• [ENTRIES PROVIDED]
_ _ _ _ _ _ _

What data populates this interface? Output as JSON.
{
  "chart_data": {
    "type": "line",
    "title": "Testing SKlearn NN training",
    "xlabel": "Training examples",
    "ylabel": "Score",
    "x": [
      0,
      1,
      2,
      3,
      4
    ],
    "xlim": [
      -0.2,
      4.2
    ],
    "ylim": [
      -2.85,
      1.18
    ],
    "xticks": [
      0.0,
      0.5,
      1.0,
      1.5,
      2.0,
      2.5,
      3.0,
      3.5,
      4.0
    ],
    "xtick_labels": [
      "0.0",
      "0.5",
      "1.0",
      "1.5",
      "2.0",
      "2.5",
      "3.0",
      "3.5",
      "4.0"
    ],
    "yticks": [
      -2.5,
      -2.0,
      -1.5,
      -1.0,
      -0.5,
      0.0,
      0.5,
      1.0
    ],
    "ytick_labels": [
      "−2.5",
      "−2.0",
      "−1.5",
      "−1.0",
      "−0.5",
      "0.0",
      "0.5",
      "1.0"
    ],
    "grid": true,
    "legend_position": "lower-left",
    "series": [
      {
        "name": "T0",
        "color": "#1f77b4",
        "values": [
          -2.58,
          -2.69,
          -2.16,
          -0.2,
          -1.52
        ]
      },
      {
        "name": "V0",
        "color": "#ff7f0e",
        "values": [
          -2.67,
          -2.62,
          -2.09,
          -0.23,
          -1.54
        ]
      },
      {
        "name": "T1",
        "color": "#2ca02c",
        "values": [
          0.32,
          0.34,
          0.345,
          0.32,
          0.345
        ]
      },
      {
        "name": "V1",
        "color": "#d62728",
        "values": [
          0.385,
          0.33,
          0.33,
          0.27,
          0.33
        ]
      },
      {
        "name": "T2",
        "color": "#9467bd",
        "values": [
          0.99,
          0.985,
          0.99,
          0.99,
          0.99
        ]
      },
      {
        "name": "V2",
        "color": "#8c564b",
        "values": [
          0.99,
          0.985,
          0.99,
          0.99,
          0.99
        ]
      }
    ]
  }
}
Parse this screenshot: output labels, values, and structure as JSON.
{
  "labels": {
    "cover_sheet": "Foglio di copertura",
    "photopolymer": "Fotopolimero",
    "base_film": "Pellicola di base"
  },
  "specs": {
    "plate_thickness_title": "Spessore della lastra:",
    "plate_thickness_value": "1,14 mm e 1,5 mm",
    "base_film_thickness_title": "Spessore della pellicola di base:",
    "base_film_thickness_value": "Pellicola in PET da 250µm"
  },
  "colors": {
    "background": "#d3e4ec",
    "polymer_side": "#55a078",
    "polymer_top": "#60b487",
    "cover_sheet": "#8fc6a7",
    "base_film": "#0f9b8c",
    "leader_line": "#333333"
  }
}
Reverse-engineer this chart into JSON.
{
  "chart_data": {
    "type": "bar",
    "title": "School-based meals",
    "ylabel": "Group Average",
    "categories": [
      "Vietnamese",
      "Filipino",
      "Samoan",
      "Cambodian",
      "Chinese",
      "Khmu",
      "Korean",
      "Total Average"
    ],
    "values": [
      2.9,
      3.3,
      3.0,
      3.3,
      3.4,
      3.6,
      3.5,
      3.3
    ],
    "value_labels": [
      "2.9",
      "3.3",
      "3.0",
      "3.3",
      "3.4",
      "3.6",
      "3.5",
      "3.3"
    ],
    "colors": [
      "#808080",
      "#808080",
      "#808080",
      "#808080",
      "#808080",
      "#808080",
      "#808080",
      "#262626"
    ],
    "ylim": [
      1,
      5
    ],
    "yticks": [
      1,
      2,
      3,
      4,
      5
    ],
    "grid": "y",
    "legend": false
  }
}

_ _ _ _ _ _ _

• [TASK]
Reproduce the material precisely, including every line.

• [RESULT]
What data populates this interface? Output as JSON.
{
  "chart_data": {
    "type": "line",
    "title": "Testing SKlearn NN training",
    "xlabel": "Training examples",
    "ylabel": "Score",
    "x": [
      0,
      1,
      2,
      3,
      4
    ],
    "xlim": [
      -0.2,
      4.2
    ],
    "ylim": [
      -2.85,
      1.18
    ],
    "xticks": [
      0.0,
      0.5,
      1.0,
      1.5,
      2.0,
      2.5,
      3.0,
      3.5,
      4.0
    ],
    "xtick_labels": [
      "0.0",
      "0.5",
      "1.0",
      "1.5",
      "2.0",
      "2.5",
      "3.0",
      "3.5",
      "4.0"
    ],
    "yticks": [
      -2.5,
      -2.0,
      -1.5,
      -1.0,
      -0.5,
      0.0,
      0.5,
      1.0
    ],
    "ytick_labels": [
      "−2.5",
      "−2.0",
      "−1.5",
      "−1.0",
      "−0.5",
      "0.0",
      "0.5",
      "1.0"
    ],
    "grid": true,
    "legend_position": "lower-left",
    "series": [
      {
        "name": "T0",
        "color": "#1f77b4",
        "values": [
          -2.58,
          -2.69,
          -2.16,
          -0.2,
          -1.52
        ]
      },
      {
        "name": "V0",
        "color": "#ff7f0e",
        "values": [
          -2.67,
          -2.62,
          -2.09,
          -0.23,
          -1.54
        ]
      },
      {
        "name": "T1",
        "color": "#2ca02c",
        "values": [
          0.32,
          0.34,
          0.345,
          0.32,
          0.345
        ]
      },
      {
        "name": "V1",
        "color": "#d62728",
        "values": [
          0.385,
          0.33,
          0.33,
          0.27,
          0.33
        ]
      },
      {
        "name": "T2",
        "color": "#9467bd",
        "values": [
          0.99,
          0.985,
          0.99,
          0.99,
          0.99
        ]
      },
      {
        "name": "V2",
        "color": "#8c564b",
        "values": [
          0.99,
          0.985,
          0.99,
          0.99,
          0.99
        ]
      }
    ]
  }
}
Parse this screenshot: output labels, values, and structure as JSON.
{
  "labels": {
    "cover_sheet": "Foglio di copertura",
    "photopolymer": "Fotopolimero",
    "base_film": "Pellicola di base"
  },
  "specs": {
    "plate_thickness_title": "Spessore della lastra:",
    "plate_thickness_value": "1,14 mm e 1,5 mm",
    "base_film_thickness_title": "Spessore della pellicola di base:",
    "base_film_thickness_value": "Pellicola in PET da 250µm"
  },
  "colors": {
    "background": "#d3e4ec",
    "polymer_side": "#55a078",
    "polymer_top": "#60b487",
    "cover_sheet": "#8fc6a7",
    "base_film": "#0f9b8c",
    "leader_line": "#333333"
  }
}
Reverse-engineer this chart into JSON.
{
  "chart_data": {
    "type": "bar",
    "title": "School-based meals",
    "ylabel": "Group Average",
    "categories": [
      "Vietnamese",
      "Filipino",
      "Samoan",
      "Cambodian",
      "Chinese",
      "Khmu",
      "Korean",
      "Total Average"
    ],
    "values": [
      2.9,
      3.3,
      3.0,
      3.3,
      3.4,
      3.6,
      3.5,
      3.3
    ],
    "value_labels": [
      "2.9",
      "3.3",
      "3.0",
      "3.3",
      "3.4",
      "3.6",
      "3.5",
      "3.3"
    ],
    "colors": [
      "#808080",
      "#808080",
      "#808080",
      "#808080",
      "#808080",
      "#808080",
      "#808080",
      "#262626"
    ],
    "ylim": [
      1,
      5
    ],
    "yticks": [
      1,
      2,
      3,
      4,
      5
    ],
    "grid": "y",
    "legend": false
  }
}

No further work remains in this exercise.